→ PROBLEM REQUIREMENTS
Give the number of lines below that contain the word "целях", and nothing else.

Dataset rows
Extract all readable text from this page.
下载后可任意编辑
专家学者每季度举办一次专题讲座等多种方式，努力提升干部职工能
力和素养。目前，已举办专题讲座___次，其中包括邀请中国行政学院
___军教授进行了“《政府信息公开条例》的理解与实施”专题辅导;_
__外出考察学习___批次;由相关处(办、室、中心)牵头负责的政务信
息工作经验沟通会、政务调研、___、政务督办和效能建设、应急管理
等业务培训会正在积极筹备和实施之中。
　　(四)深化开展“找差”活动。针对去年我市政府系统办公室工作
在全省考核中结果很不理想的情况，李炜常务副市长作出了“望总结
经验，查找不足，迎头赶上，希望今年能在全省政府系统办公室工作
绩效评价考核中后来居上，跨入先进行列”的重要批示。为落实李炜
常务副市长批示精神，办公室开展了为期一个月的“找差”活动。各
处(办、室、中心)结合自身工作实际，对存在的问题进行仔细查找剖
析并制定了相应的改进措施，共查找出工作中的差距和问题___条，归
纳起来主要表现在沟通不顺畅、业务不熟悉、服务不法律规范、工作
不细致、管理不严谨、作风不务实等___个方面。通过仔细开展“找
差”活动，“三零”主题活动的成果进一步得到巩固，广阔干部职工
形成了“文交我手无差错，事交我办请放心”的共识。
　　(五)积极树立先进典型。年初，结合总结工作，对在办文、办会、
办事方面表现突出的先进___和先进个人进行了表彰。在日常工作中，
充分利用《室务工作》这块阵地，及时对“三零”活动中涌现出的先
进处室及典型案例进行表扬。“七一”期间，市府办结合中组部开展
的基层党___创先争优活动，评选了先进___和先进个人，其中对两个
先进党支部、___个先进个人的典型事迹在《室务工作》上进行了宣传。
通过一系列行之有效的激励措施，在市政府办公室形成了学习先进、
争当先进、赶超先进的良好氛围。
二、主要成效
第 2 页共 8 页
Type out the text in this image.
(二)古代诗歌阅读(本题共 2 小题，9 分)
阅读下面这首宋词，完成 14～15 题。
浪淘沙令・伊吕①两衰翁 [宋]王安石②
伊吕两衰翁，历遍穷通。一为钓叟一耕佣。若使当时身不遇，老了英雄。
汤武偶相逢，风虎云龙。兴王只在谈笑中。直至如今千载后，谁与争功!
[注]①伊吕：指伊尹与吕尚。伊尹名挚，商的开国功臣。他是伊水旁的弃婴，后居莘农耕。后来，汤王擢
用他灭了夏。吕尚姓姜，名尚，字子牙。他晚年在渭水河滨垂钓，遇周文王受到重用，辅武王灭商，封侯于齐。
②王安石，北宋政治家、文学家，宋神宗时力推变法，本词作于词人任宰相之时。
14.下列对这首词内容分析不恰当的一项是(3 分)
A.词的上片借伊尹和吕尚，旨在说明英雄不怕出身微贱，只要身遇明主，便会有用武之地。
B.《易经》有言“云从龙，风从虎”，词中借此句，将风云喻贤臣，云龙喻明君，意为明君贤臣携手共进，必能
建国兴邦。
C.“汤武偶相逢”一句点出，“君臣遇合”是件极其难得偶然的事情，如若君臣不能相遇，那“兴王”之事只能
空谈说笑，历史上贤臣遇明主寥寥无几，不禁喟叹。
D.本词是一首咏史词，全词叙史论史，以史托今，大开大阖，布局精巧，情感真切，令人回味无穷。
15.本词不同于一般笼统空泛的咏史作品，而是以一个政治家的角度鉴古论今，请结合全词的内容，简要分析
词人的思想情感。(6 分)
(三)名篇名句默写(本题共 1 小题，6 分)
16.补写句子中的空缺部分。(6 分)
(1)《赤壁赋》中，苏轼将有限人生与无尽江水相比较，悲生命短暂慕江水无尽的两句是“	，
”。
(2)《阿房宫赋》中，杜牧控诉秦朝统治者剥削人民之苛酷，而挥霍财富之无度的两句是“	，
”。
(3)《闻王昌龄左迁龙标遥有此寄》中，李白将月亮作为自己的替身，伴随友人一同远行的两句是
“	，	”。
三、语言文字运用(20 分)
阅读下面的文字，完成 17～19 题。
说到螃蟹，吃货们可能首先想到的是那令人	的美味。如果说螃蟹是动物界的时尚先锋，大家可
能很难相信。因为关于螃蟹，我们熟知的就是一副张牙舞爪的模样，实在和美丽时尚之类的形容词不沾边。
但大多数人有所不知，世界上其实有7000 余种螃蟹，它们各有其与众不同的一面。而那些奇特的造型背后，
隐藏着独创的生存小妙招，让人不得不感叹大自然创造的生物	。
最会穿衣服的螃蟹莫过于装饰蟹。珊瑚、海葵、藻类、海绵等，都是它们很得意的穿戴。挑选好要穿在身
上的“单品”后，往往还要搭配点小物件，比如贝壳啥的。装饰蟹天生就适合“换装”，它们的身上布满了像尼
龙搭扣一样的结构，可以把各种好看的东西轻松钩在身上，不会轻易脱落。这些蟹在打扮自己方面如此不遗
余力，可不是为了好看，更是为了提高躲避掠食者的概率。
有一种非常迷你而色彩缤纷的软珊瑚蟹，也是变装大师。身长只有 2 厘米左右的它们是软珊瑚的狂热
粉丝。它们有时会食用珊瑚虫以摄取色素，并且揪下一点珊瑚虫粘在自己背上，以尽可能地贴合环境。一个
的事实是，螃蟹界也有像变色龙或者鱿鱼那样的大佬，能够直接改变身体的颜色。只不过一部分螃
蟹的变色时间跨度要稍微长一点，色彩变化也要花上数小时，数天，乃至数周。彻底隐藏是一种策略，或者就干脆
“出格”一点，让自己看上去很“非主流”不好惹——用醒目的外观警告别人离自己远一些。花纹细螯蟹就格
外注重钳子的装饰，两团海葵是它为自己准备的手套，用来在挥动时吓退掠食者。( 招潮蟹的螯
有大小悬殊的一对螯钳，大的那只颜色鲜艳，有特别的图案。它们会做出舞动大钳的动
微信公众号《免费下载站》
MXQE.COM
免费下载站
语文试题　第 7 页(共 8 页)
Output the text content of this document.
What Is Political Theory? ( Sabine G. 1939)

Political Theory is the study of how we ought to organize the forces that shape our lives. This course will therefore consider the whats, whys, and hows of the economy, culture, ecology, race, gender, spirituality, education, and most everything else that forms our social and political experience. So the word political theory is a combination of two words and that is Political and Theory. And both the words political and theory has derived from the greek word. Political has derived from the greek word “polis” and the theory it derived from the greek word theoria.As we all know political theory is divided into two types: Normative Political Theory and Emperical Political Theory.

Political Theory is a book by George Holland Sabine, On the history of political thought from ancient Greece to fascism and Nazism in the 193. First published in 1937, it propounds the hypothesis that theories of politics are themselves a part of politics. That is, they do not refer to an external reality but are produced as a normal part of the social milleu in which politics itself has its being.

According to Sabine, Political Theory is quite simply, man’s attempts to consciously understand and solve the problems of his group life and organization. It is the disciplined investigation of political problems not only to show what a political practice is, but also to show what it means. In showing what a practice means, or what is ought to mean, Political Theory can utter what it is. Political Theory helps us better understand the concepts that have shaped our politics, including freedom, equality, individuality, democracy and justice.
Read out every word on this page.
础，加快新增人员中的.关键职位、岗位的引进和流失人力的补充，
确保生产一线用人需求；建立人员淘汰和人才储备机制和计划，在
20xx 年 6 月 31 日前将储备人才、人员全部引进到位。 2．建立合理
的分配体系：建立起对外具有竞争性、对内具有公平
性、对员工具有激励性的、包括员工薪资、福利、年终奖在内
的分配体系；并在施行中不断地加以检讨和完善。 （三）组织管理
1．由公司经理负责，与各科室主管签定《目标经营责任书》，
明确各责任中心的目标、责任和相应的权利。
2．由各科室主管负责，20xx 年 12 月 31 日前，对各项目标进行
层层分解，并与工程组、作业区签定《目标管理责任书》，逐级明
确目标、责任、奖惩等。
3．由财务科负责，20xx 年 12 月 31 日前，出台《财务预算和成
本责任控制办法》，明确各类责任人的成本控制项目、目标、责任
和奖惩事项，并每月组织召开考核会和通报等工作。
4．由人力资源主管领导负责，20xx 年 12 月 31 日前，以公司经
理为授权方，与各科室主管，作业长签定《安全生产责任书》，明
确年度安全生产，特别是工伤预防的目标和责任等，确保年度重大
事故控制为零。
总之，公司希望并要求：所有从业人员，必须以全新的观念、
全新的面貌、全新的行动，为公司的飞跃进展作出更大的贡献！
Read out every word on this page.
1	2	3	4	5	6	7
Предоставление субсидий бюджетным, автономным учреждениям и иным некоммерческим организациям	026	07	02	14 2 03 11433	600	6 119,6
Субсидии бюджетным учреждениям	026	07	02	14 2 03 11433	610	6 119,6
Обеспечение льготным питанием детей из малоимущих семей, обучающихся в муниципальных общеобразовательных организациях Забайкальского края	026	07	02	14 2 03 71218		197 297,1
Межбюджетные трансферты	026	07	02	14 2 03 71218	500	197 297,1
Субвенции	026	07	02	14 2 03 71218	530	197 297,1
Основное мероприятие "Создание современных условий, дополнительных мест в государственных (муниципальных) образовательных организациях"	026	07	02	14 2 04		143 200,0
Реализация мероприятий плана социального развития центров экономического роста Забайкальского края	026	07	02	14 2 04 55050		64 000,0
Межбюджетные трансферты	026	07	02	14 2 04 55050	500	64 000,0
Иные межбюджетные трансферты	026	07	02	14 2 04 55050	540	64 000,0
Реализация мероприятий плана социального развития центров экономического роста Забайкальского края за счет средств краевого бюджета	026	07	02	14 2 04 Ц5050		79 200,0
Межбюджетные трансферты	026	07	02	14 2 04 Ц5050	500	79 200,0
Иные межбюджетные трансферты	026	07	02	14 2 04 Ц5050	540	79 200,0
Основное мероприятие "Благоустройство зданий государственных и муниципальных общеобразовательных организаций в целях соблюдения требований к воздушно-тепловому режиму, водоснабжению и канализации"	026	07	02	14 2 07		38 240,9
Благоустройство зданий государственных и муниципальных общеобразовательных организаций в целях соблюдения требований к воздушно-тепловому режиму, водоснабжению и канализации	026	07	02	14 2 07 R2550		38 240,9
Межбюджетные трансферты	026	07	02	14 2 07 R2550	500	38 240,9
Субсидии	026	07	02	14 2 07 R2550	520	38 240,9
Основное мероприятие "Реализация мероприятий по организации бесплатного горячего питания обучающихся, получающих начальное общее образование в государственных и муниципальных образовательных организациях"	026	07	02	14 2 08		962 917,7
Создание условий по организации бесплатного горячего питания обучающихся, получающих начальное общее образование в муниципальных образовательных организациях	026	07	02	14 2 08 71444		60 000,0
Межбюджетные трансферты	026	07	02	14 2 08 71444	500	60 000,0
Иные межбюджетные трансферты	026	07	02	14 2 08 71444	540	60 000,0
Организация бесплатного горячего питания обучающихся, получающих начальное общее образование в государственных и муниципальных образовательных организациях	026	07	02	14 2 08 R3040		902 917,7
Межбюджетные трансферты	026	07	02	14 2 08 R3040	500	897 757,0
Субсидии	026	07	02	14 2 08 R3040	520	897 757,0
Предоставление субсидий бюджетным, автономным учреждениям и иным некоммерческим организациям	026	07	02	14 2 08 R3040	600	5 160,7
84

→ COMPLETED EXERCISE
2